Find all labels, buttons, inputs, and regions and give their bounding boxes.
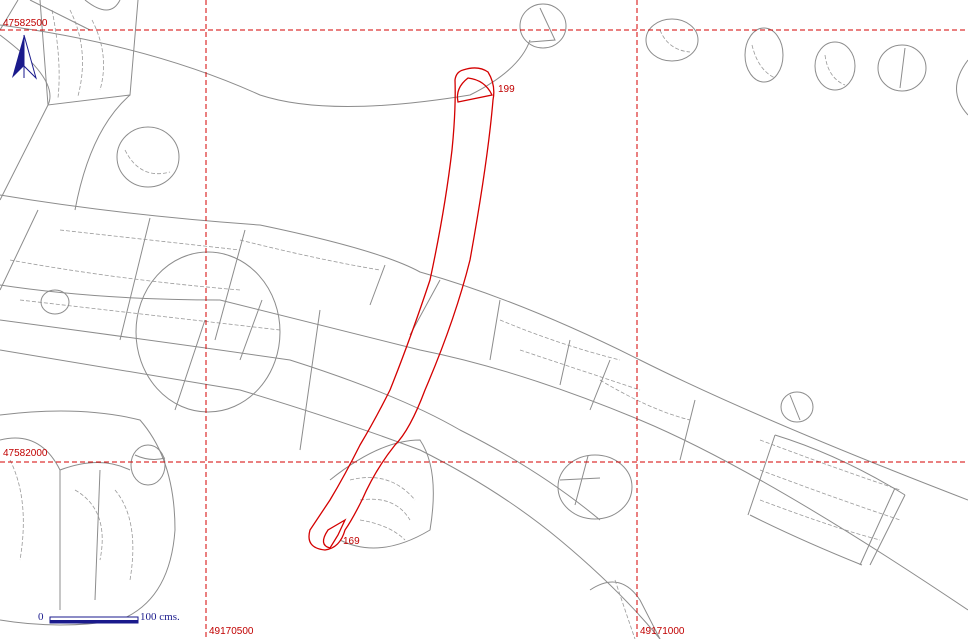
map-drawing: 199 169 47582500 47582000 49170500 49171…: [0, 0, 968, 639]
highlight-end-cap-top: [456, 77, 493, 103]
highlight-end-cap-bottom: [322, 518, 347, 549]
coordinate-grid: [0, 0, 968, 639]
label-199: 199: [498, 84, 515, 95]
label-169: 169: [343, 536, 360, 547]
label-easting-right: 49171000: [640, 626, 685, 637]
scale-zero-label: 0: [38, 611, 44, 623]
label-easting-left: 49170500: [209, 626, 254, 637]
excavation-features: [0, 0, 968, 639]
label-northing-mid: 47582000: [3, 448, 48, 459]
highlight-outline[interactable]: [308, 67, 495, 551]
highlighted-feature[interactable]: 199 169: [308, 67, 515, 551]
map-canvas[interactable]: 199 169 47582500 47582000 49170500 49171…: [0, 0, 968, 639]
scale-length-label: 100 cms.: [140, 611, 180, 623]
label-northing-top: 47582500: [3, 18, 48, 29]
north-arrow-icon: [12, 34, 37, 80]
scale-bar: 0 100 cms.: [38, 611, 180, 624]
scale-bar-fill: [50, 620, 138, 623]
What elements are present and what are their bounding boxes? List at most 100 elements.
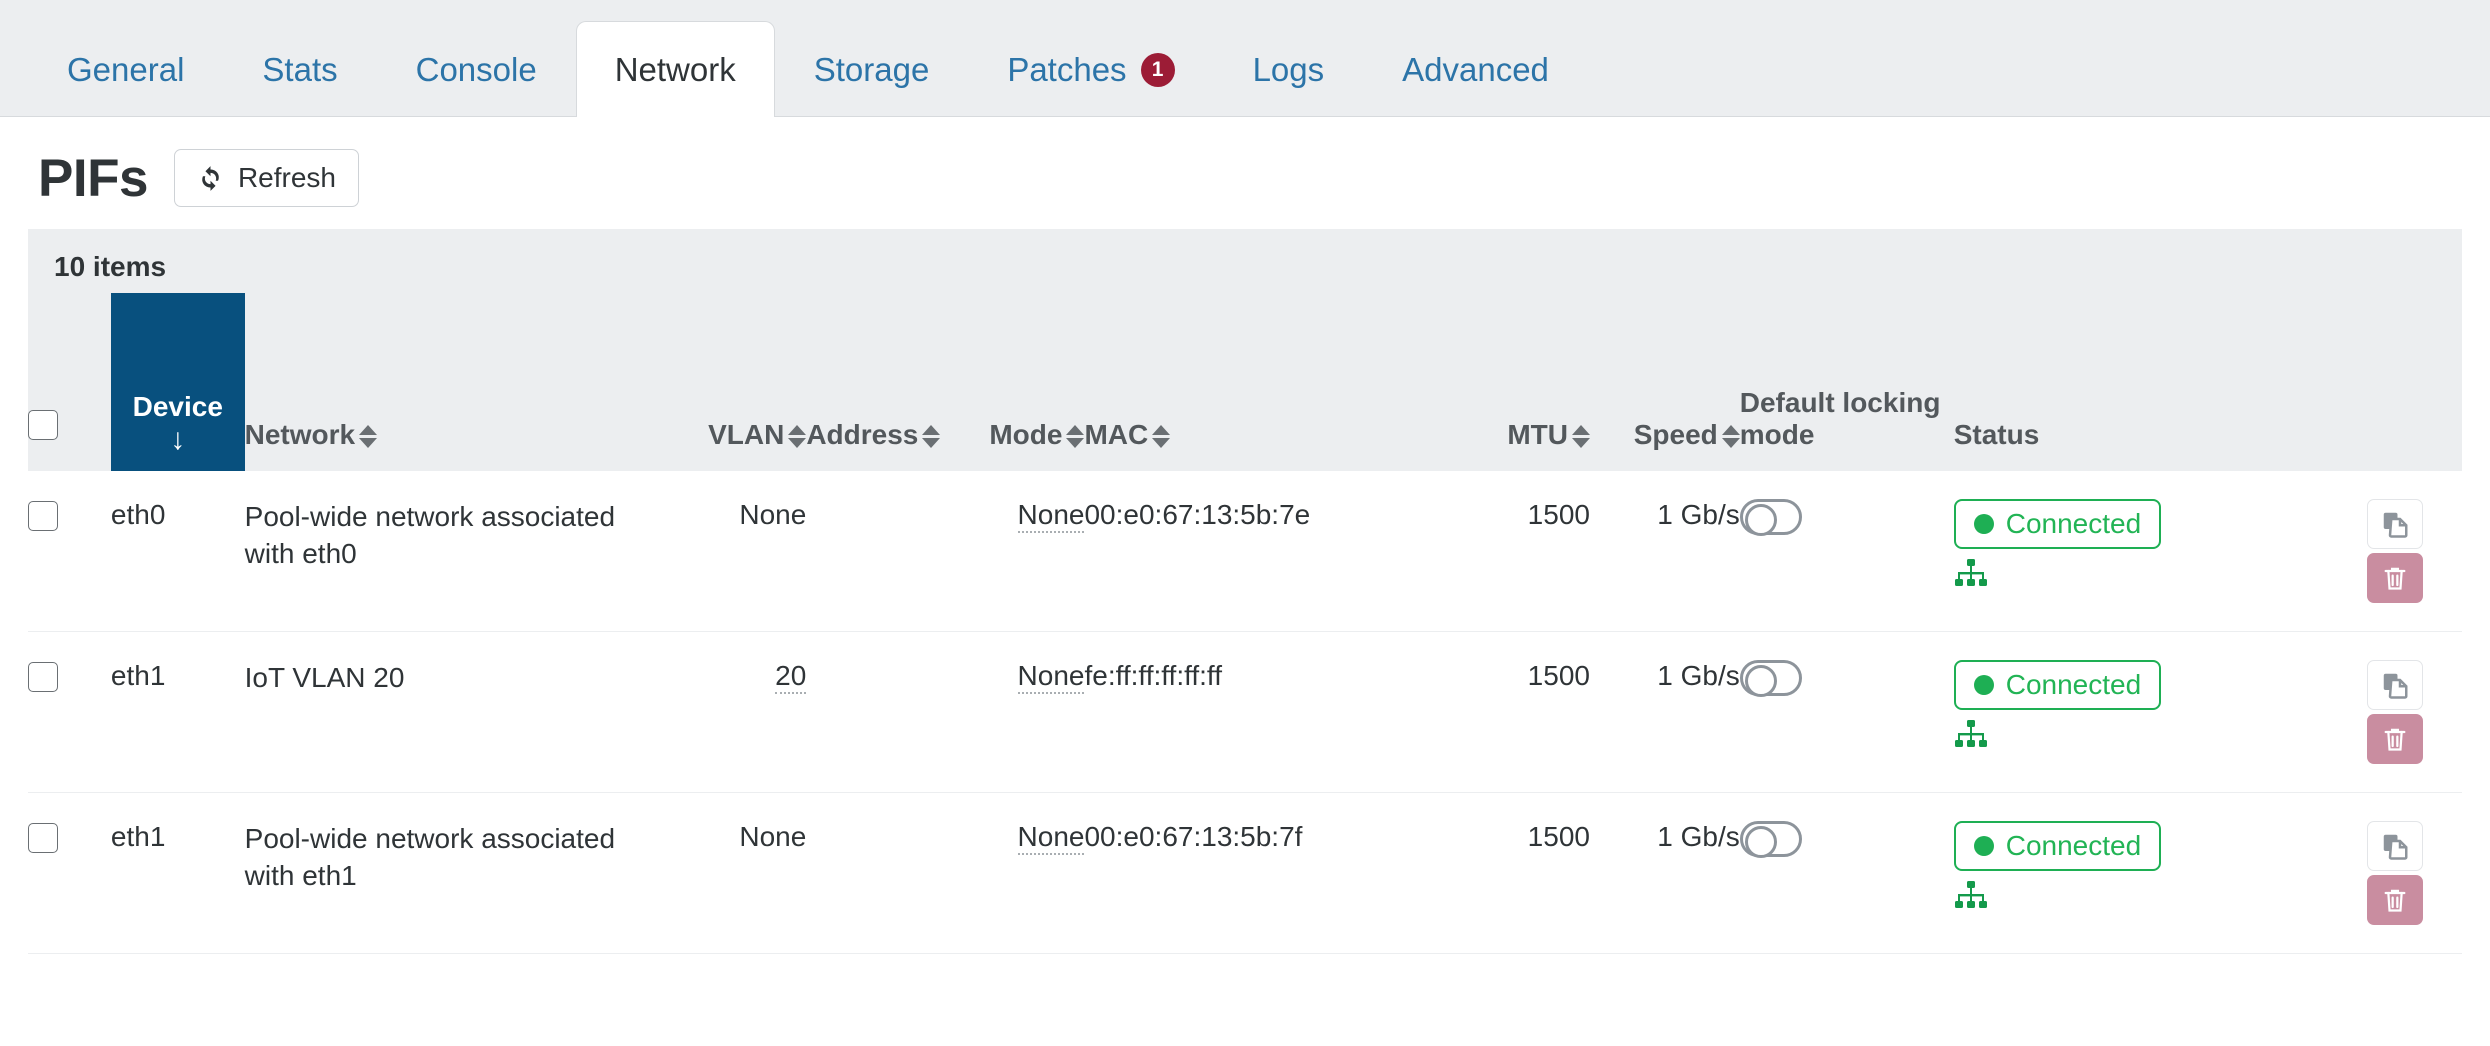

......

## What you are asked to do
Reproduce every one of the entries above word for word, leaving out the pictures.

## Reply
Find all labels, buttons, inputs, and regions and give their bounding boxes.
map-drawing: 199 169 47582500 47582000 49170500 49171…: [0, 0, 968, 639]
highlight-end-cap-top: [456, 77, 493, 103]
highlight-end-cap-bottom: [322, 518, 347, 549]
coordinate-grid: [0, 0, 968, 639]
label-199: 199: [498, 84, 515, 95]
label-169: 169: [343, 536, 360, 547]
label-easting-right: 49171000: [640, 626, 685, 637]
scale-zero-label: 0: [38, 611, 44, 623]
label-easting-left: 49170500: [209, 626, 254, 637]
excavation-features: [0, 0, 968, 639]
label-northing-mid: 47582000: [3, 448, 48, 459]
highlight-outline[interactable]: [308, 67, 495, 551]
highlighted-feature[interactable]: 199 169: [308, 67, 515, 551]
map-canvas[interactable]: 199 169 47582500 47582000 49170500 49171…: [0, 0, 968, 639]
scale-length-label: 100 cms.: [140, 611, 180, 623]
label-northing-top: 47582500: [3, 18, 48, 29]
north-arrow-icon: [12, 34, 37, 80]
scale-bar: 0 100 cms.: [38, 611, 180, 624]
scale-bar-fill: [50, 620, 138, 623]
What elements are present and what are their bounding boxes? List at most 100 elements.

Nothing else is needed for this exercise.